Data entries:

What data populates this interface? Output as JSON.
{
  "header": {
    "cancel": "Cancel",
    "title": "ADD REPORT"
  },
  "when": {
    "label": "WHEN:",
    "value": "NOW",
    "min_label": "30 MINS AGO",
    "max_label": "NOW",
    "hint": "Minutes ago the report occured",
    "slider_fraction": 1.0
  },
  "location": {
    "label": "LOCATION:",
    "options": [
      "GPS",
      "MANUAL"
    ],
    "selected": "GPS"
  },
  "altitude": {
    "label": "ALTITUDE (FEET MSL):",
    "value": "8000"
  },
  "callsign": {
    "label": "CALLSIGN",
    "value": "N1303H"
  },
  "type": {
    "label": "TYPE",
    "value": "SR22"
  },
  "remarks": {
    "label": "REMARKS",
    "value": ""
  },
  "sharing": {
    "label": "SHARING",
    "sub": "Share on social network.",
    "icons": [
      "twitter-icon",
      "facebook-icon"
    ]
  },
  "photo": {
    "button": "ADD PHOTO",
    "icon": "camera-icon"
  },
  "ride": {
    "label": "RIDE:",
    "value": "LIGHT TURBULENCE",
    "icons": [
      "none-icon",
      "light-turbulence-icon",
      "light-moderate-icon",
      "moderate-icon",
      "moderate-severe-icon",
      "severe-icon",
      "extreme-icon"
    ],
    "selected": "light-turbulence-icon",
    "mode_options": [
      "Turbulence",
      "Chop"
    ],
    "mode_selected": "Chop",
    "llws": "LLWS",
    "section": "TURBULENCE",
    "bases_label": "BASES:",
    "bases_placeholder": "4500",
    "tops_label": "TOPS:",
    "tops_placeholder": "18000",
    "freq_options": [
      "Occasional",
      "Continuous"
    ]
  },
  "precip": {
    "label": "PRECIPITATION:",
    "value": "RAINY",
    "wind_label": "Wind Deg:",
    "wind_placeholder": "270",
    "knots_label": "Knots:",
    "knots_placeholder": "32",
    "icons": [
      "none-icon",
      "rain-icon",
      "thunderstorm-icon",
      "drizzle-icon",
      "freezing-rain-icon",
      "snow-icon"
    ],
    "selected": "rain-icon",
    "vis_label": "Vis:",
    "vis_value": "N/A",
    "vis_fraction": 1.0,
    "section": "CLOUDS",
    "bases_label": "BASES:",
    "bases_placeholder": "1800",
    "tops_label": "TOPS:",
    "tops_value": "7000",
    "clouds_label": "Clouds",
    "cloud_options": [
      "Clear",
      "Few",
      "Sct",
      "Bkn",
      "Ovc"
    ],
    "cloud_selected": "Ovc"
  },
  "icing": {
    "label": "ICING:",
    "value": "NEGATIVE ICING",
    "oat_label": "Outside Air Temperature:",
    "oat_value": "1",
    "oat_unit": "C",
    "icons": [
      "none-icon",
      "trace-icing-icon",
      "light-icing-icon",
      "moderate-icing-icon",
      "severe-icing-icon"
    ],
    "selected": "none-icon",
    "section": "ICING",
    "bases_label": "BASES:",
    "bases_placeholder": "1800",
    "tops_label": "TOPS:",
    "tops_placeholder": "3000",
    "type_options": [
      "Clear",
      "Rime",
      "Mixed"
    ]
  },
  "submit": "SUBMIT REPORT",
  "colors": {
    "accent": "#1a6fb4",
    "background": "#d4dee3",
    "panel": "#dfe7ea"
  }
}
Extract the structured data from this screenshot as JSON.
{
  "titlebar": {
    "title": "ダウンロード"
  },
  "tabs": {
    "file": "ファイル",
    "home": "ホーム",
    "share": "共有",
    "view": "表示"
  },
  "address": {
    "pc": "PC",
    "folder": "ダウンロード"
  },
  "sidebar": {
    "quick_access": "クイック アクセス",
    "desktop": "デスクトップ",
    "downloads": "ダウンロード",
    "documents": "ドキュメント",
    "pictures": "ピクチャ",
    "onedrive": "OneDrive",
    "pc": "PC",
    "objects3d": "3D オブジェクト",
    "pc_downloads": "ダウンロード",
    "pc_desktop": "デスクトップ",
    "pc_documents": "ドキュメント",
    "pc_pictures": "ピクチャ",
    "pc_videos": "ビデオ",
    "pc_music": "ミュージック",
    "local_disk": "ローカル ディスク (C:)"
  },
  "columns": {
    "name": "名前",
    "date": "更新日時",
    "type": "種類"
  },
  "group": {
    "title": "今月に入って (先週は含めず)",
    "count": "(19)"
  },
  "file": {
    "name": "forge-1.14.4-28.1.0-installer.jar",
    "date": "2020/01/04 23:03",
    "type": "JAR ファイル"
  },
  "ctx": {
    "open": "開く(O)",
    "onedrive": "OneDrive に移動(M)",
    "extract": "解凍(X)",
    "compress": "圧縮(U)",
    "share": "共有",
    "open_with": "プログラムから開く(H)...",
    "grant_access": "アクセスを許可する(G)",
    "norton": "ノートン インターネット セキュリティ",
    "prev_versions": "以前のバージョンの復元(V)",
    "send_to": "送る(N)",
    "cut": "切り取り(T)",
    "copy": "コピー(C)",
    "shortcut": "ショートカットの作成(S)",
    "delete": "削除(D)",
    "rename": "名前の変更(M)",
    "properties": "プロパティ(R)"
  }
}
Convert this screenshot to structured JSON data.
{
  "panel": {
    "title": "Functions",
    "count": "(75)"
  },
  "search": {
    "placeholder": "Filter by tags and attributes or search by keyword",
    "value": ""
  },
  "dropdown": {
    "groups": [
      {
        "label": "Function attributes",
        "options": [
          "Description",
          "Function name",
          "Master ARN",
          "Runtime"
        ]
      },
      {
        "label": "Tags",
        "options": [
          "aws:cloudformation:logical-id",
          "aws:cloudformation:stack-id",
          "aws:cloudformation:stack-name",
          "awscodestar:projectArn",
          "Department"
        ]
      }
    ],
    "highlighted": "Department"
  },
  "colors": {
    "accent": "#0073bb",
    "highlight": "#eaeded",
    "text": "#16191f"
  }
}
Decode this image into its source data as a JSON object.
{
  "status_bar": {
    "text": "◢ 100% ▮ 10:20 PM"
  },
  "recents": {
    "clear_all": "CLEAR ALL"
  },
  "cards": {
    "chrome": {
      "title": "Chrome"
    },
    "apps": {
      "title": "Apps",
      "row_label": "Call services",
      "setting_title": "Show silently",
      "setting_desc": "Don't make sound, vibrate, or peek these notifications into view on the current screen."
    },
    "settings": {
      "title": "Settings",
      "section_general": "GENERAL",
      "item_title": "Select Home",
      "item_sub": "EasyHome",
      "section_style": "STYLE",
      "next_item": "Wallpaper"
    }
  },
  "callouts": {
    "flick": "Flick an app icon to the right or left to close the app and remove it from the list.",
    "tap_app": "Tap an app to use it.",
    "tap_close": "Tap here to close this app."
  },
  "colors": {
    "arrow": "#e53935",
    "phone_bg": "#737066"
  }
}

Goal —
Nothing in the listing may be changed; retype it all exactly.

Final result —
What data populates this interface? Output as JSON.
{
  "header": {
    "cancel": "Cancel",
    "title": "ADD REPORT"
  },
  "when": {
    "label": "WHEN:",
    "value": "NOW",
    "min_label": "30 MINS AGO",
    "max_label": "NOW",
    "hint": "Minutes ago the report occured",
    "slider_fraction": 1.0
  },
  "location": {
    "label": "LOCATION:",
    "options": [
      "GPS",
      "MANUAL"
    ],
    "selected": "GPS"
  },
  "altitude": {
    "label": "ALTITUDE (FEET MSL):",
    "value": "8000"
  },
  "callsign": {
    "label": "CALLSIGN",
    "value": "N1303H"
  },
  "type": {
    "label": "TYPE",
    "value": "SR22"
  },
  "remarks": {
    "label": "REMARKS",
    "value": ""
  },
  "sharing": {
    "label": "SHARING",
    "sub": "Share on social network.",
    "icons": [
      "twitter-icon",
      "facebook-icon"
    ]
  },
  "photo": {
    "button": "ADD PHOTO",
    "icon": "camera-icon"
  },
  "ride": {
    "label": "RIDE:",
    "value": "LIGHT TURBULENCE",
    "icons": [
      "none-icon",
      "light-turbulence-icon",
      "light-moderate-icon",
      "moderate-icon",
      "moderate-severe-icon",
      "severe-icon",
      "extreme-icon"
    ],
    "selected": "light-turbulence-icon",
    "mode_options": [
      "Turbulence",
      "Chop"
    ],
    "mode_selected": "Chop",
    "llws": "LLWS",
    "section": "TURBULENCE",
    "bases_label": "BASES:",
    "bases_placeholder": "4500",
    "tops_label": "TOPS:",
    "tops_placeholder": "18000",
    "freq_options": [
      "Occasional",
      "Continuous"
    ]
  },
  "precip": {
    "label": "PRECIPITATION:",
    "value": "RAINY",
    "wind_label": "Wind Deg:",
    "wind_placeholder": "270",
    "knots_label": "Knots:",
    "knots_placeholder": "32",
    "icons": [
      "none-icon",
      "rain-icon",
      "thunderstorm-icon",
      "drizzle-icon",
      "freezing-rain-icon",
      "snow-icon"
    ],
    "selected": "rain-icon",
    "vis_label": "Vis:",
    "vis_value": "N/A",
    "vis_fraction": 1.0,
    "section": "CLOUDS",
    "bases_label": "BASES:",
    "bases_placeholder": "1800",
    "tops_label": "TOPS:",
    "tops_value": "7000",
    "clouds_label": "Clouds",
    "cloud_options": [
      "Clear",
      "Few",
      "Sct",
      "Bkn",
      "Ovc"
    ],
    "cloud_selected": "Ovc"
  },
  "icing": {
    "label": "ICING:",
    "value": "NEGATIVE ICING",
    "oat_label": "Outside Air Temperature:",
    "oat_value": "1",
    "oat_unit": "C",
    "icons": [
      "none-icon",
      "trace-icing-icon",
      "light-icing-icon",
      "moderate-icing-icon",
      "severe-icing-icon"
    ],
    "selected": "none-icon",
    "section": "ICING",
    "bases_label": "BASES:",
    "bases_placeholder": "1800",
    "tops_label": "TOPS:",
    "tops_placeholder": "3000",
    "type_options": [
      "Clear",
      "Rime",
      "Mixed"
    ]
  },
  "submit": "SUBMIT REPORT",
  "colors": {
    "accent": "#1a6fb4",
    "background": "#d4dee3",
    "panel": "#dfe7ea"
  }
}
Extract the structured data from this screenshot as JSON.
{
  "titlebar": {
    "title": "ダウンロード"
  },
  "tabs": {
    "file": "ファイル",
    "home": "ホーム",
    "share": "共有",
    "view": "表示"
  },
  "address": {
    "pc": "PC",
    "folder": "ダウンロード"
  },
  "sidebar": {
    "quick_access": "クイック アクセス",
    "desktop": "デスクトップ",
    "downloads": "ダウンロード",
    "documents": "ドキュメント",
    "pictures": "ピクチャ",
    "onedrive": "OneDrive",
    "pc": "PC",
    "objects3d": "3D オブジェクト",
    "pc_downloads": "ダウンロード",
    "pc_desktop": "デスクトップ",
    "pc_documents": "ドキュメント",
    "pc_pictures": "ピクチャ",
    "pc_videos": "ビデオ",
    "pc_music": "ミュージック",
    "local_disk": "ローカル ディスク (C:)"
  },
  "columns": {
    "name": "名前",
    "date": "更新日時",
    "type": "種類"
  },
  "group": {
    "title": "今月に入って (先週は含めず)",
    "count": "(19)"
  },
  "file": {
    "name": "forge-1.14.4-28.1.0-installer.jar",
    "date": "2020/01/04 23:03",
    "type": "JAR ファイル"
  },
  "ctx": {
    "open": "開く(O)",
    "onedrive": "OneDrive に移動(M)",
    "extract": "解凍(X)",
    "compress": "圧縮(U)",
    "share": "共有",
    "open_with": "プログラムから開く(H)...",
    "grant_access": "アクセスを許可する(G)",
    "norton": "ノートン インターネット セキュリティ",
    "prev_versions": "以前のバージョンの復元(V)",
    "send_to": "送る(N)",
    "cut": "切り取り(T)",
    "copy": "コピー(C)",
    "shortcut": "ショートカットの作成(S)",
    "delete": "削除(D)",
    "rename": "名前の変更(M)",
    "properties": "プロパティ(R)"
  }
}
Convert this screenshot to structured JSON data.
{
  "panel": {
    "title": "Functions",
    "count": "(75)"
  },
  "search": {
    "placeholder": "Filter by tags and attributes or search by keyword",
    "value": ""
  },
  "dropdown": {
    "groups": [
      {
        "label": "Function attributes",
        "options": [
          "Description",
          "Function name",
          "Master ARN",
          "Runtime"
        ]
      },
      {
        "label": "Tags",
        "options": [
          "aws:cloudformation:logical-id",
          "aws:cloudformation:stack-id",
          "aws:cloudformation:stack-name",
          "awscodestar:projectArn",
          "Department"
        ]
      }
    ],
    "highlighted": "Department"
  },
  "colors": {
    "accent": "#0073bb",
    "highlight": "#eaeded",
    "text": "#16191f"
  }
}
Decode this image into its source data as a JSON object.
{
  "status_bar": {
    "text": "◢ 100% ▮ 10:20 PM"
  },
  "recents": {
    "clear_all": "CLEAR ALL"
  },
  "cards": {
    "chrome": {
      "title": "Chrome"
    },
    "apps": {
      "title": "Apps",
      "row_label": "Call services",
      "setting_title": "Show silently",
      "setting_desc": "Don't make sound, vibrate, or peek these notifications into view on the current screen."
    },
    "settings": {
      "title": "Settings",
      "section_general": "GENERAL",
      "item_title": "Select Home",
      "item_sub": "EasyHome",
      "section_style": "STYLE",
      "next_item": "Wallpaper"
    }
  },
  "callouts": {
    "flick": "Flick an app icon to the right or left to close the app and remove it from the list.",
    "tap_app": "Tap an app to use it.",
    "tap_close": "Tap here to close this app."
  },
  "colors": {
    "arrow": "#e53935",
    "phone_bg": "#737066"
  }
}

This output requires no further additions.